◆ Text segment
[Start of Attachment]

It is also important to consider that periviable PROM poses a significant risk to the woman. Intrauterine infection is already present at the time of PROM in many women, and serious infection occurs in up to 54% of pregnancies complicated by periviable PROM. This infection may spread from the uterus to the bloodstream (sepsis) and even to other organs, which can in rare circumstances result in maternal death or other severe complications. If an infection develops, delivery is indicated and the woman can no longer stay pregnant.

Another common complication that may require delivery is placental separation (also called placental abruption). Women with PROM are also at increased risk of cesarean delivery and blood clots (due to inactivity). It may be helpful to consult with a maternal-fetal medicine subspecialist and a neonatologist to better understand these risks, if such specialists are available.

What are risk factors for having periviable PROM and how can these risk factors impact outcomes?

Risk factors for periviable PROM include infection in the uterus, history of premature cervical shortening or dilation, stitch in the cervix (cerclage), bleeding in pregnancy, twins or triplets, smoking, or a prior pregnancy with PROM, and preterm labor. Amniocentesis and fetal surgery during pregnancy are also risk factors.

What are the options for managing pregnancies complicated by periviable PROM?

In general there are three management options when periviable PROM occurs:

1) Terminating the pregnancy (depending on state rules regarding viability).

2) Delivery if medically indicated by either mother’s or baby’s status.

3) Continuing the pregnancy (also called “expectant management”).

The primary goals of expectant management are to prolong pregnancy and improve the baby’s outcome, while limiting maternal risk. Women are eligible for expectant management if there is no evidence of infection, placental separation, heavy bleeding, or active labor. Steroid injections given between 22 and 25 weeks of pregnancy may help to mature the fetal lungs, decrease other complications of prematurity, and improve the baby’s outcome. Maternal steroid injections are not recommended prior to 22 weeks of pregnancy. Administering magnesium sulfate before 32 weeks of pregnancy may decrease the rate of cerebral palsy and other long-term neurologic complications for the baby, but magnesium should only be given if delivery in the near future is likely and the fetus is viable.

The use of magnesium sulfate before 24 weeks of pregnancy remains controversial and is not currently recommended by SMFM. The risks and benefits should be discussed with each patient’s unique clinical situation in mind. Hospitalization to allow for close observation of the mother and fetus is usually initiated at 23 to 24 weeks. Delivery is recommended if there is suspicion of maternal infection or illness, regardless of the weeks of pregnancy. After 23 to 24 weeks, if there is a suspicion that the fetal condition is worsening based on monitoring, delivery is recommended.

[End of Attachment]

◆ Dataset
[Start of Attachment]

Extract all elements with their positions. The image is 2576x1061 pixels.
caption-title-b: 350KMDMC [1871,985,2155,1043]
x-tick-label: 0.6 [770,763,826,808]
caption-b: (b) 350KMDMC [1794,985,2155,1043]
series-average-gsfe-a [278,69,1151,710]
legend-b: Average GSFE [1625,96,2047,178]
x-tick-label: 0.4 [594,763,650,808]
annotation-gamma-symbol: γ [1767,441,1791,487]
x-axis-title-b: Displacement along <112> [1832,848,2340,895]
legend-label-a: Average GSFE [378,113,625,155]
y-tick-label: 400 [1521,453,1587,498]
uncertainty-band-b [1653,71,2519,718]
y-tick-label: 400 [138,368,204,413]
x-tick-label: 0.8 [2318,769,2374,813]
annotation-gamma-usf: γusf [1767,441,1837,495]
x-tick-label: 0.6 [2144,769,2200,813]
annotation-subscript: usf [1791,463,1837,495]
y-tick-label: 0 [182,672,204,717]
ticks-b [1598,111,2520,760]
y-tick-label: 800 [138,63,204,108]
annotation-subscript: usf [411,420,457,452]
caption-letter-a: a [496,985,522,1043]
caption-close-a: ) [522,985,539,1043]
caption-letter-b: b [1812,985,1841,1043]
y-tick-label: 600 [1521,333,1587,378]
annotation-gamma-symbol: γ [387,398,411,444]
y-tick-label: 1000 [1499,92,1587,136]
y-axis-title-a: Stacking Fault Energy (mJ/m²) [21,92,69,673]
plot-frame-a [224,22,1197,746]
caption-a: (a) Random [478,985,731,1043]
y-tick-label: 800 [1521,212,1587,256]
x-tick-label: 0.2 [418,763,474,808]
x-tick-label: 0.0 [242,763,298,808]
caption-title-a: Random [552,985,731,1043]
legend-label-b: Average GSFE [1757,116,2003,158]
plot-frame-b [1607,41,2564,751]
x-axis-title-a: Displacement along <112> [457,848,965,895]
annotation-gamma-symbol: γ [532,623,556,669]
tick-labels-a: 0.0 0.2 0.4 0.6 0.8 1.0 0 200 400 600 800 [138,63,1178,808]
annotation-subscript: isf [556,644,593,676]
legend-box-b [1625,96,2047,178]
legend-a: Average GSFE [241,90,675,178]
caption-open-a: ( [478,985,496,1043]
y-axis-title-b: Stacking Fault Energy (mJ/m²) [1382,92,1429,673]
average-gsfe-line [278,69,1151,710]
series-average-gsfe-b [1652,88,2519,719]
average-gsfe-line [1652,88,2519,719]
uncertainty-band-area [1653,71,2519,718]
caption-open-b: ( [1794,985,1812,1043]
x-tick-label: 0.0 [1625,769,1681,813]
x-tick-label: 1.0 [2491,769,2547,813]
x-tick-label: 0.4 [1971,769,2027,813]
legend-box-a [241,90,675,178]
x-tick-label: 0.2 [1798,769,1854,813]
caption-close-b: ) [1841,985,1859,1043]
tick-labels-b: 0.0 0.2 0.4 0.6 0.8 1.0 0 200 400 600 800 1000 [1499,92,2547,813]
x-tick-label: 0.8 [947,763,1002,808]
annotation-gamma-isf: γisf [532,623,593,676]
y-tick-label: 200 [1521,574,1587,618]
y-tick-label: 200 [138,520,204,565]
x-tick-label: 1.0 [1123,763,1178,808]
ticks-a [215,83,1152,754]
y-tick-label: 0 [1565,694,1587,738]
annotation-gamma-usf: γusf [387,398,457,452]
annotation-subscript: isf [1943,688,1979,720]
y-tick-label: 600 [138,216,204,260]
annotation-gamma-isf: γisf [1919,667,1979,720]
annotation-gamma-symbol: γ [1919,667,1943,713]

[End of Attachment]

◆ What is expected
Condense the paragraph in the periviable PROM text that begins "The primary goals of expectant management" into a short bulleted list that keeps its main facts. The entries have no connection to the text on periviable PROM.

◆ Answer area
- Goals of expectant management: prolong pregnancy and improve the baby's outcome while limiting maternal risk.
- Eligibility: no evidence of infection, placental separation, heavy bleeding, or active labor.
- Steroid injections at 22 to 25 weeks may mature fetal lungs, reduce other prematurity complications, and improve the baby's outcome. They are not recommended before 22 weeks.
- Magnesium sulfate before 32 weeks may lower rates of cerebral palsy and other long-term neurologic complications. It should be given only if delivery soon is likely and the fetus is viable.